> _Data shown_
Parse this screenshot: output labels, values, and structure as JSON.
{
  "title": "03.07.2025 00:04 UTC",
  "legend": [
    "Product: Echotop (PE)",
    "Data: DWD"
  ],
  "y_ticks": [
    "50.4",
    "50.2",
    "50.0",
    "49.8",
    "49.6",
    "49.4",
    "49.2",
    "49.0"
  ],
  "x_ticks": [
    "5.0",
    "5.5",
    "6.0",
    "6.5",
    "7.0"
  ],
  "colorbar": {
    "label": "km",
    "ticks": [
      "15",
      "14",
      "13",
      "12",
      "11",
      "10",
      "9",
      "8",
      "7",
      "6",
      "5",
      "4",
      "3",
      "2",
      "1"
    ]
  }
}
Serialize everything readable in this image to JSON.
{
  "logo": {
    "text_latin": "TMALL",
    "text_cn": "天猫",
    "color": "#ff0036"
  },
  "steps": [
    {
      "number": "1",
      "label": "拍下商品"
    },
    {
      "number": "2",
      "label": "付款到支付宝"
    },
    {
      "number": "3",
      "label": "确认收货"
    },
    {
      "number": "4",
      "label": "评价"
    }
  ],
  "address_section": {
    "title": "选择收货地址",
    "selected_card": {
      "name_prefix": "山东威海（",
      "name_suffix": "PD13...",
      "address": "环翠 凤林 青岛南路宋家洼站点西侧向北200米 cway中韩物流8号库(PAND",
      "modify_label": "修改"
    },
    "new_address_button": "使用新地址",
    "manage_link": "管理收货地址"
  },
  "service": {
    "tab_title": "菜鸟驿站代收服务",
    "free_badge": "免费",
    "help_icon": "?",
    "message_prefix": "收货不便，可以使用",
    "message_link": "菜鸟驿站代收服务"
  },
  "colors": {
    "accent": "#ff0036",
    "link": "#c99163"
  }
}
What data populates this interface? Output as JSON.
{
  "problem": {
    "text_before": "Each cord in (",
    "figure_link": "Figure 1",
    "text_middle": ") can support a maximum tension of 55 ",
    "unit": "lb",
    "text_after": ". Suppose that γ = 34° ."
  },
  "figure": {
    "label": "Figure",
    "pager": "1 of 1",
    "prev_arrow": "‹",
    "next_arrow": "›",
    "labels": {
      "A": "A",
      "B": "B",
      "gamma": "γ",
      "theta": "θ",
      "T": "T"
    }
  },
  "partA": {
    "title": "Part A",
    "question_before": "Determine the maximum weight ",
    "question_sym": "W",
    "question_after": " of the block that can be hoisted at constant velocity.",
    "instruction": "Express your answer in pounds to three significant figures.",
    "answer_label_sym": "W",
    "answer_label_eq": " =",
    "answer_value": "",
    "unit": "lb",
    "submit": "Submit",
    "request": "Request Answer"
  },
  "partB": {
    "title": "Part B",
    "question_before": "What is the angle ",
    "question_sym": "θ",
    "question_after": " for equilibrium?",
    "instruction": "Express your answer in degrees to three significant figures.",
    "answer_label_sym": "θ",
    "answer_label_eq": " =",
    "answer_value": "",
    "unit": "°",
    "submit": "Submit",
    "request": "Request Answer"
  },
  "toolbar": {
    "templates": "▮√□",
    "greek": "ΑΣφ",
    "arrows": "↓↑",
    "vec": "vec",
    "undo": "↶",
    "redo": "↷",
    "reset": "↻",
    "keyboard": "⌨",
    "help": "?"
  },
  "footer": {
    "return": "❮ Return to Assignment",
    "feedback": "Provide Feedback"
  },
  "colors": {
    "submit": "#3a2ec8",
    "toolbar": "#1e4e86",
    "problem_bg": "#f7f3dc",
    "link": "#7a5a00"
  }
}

> _Exercise_
Repeat the records above in full, character for character.

> _Completed exercise_
Parse this screenshot: output labels, values, and structure as JSON.
{
  "title": "03.07.2025 00:04 UTC",
  "legend": [
    "Product: Echotop (PE)",
    "Data: DWD"
  ],
  "y_ticks": [
    "50.4",
    "50.2",
    "50.0",
    "49.8",
    "49.6",
    "49.4",
    "49.2",
    "49.0"
  ],
  "x_ticks": [
    "5.0",
    "5.5",
    "6.0",
    "6.5",
    "7.0"
  ],
  "colorbar": {
    "label": "km",
    "ticks": [
      "15",
      "14",
      "13",
      "12",
      "11",
      "10",
      "9",
      "8",
      "7",
      "6",
      "5",
      "4",
      "3",
      "2",
      "1"
    ]
  }
}
Serialize everything readable in this image to JSON.
{
  "logo": {
    "text_latin": "TMALL",
    "text_cn": "天猫",
    "color": "#ff0036"
  },
  "steps": [
    {
      "number": "1",
      "label": "拍下商品"
    },
    {
      "number": "2",
      "label": "付款到支付宝"
    },
    {
      "number": "3",
      "label": "确认收货"
    },
    {
      "number": "4",
      "label": "评价"
    }
  ],
  "address_section": {
    "title": "选择收货地址",
    "selected_card": {
      "name_prefix": "山东威海（",
      "name_suffix": "PD13...",
      "address": "环翠 凤林 青岛南路宋家洼站点西侧向北200米 cway中韩物流8号库(PAND",
      "modify_label": "修改"
    },
    "new_address_button": "使用新地址",
    "manage_link": "管理收货地址"
  },
  "service": {
    "tab_title": "菜鸟驿站代收服务",
    "free_badge": "免费",
    "help_icon": "?",
    "message_prefix": "收货不便，可以使用",
    "message_link": "菜鸟驿站代收服务"
  },
  "colors": {
    "accent": "#ff0036",
    "link": "#c99163"
  }
}
What data populates this interface? Output as JSON.
{
  "problem": {
    "text_before": "Each cord in (",
    "figure_link": "Figure 1",
    "text_middle": ") can support a maximum tension of 55 ",
    "unit": "lb",
    "text_after": ". Suppose that γ = 34° ."
  },
  "figure": {
    "label": "Figure",
    "pager": "1 of 1",
    "prev_arrow": "‹",
    "next_arrow": "›",
    "labels": {
      "A": "A",
      "B": "B",
      "gamma": "γ",
      "theta": "θ",
      "T": "T"
    }
  },
  "partA": {
    "title": "Part A",
    "question_before": "Determine the maximum weight ",
    "question_sym": "W",
    "question_after": " of the block that can be hoisted at constant velocity.",
    "instruction": "Express your answer in pounds to three significant figures.",
    "answer_label_sym": "W",
    "answer_label_eq": " =",
    "answer_value": "",
    "unit": "lb",
    "submit": "Submit",
    "request": "Request Answer"
  },
  "partB": {
    "title": "Part B",
    "question_before": "What is the angle ",
    "question_sym": "θ",
    "question_after": " for equilibrium?",
    "instruction": "Express your answer in degrees to three significant figures.",
    "answer_label_sym": "θ",
    "answer_label_eq": " =",
    "answer_value": "",
    "unit": "°",
    "submit": "Submit",
    "request": "Request Answer"
  },
  "toolbar": {
    "templates": "▮√□",
    "greek": "ΑΣφ",
    "arrows": "↓↑",
    "vec": "vec",
    "undo": "↶",
    "redo": "↷",
    "reset": "↻",
    "keyboard": "⌨",
    "help": "?"
  },
  "footer": {
    "return": "❮ Return to Assignment",
    "feedback": "Provide Feedback"
  },
  "colors": {
    "submit": "#3a2ec8",
    "toolbar": "#1e4e86",
    "problem_bg": "#f7f3dc",
    "link": "#7a5a00"
  }
}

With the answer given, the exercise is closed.